▽

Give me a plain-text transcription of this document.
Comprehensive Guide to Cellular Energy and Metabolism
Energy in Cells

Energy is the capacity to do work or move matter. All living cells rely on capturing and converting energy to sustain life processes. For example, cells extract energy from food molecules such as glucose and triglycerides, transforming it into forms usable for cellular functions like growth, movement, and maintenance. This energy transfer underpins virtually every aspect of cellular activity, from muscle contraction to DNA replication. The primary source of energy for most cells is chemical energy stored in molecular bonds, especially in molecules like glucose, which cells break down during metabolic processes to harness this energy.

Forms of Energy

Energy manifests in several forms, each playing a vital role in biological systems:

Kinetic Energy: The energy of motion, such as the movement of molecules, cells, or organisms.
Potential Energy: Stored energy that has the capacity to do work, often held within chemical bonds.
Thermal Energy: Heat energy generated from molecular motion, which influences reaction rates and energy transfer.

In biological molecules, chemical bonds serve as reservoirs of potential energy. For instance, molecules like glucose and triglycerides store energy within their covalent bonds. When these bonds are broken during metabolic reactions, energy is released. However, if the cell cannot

△

**ACTION ITEM**
Read the entries and pick out all lines that include the word "motion".

**REPLY TO THE EXERCISE**
Kinetic Energy: The energy of motion, such as the movement of molecules, cells, or organisms.
Thermal Energy: Heat energy generated from molecular motion, which influences reaction rates and energy transfer.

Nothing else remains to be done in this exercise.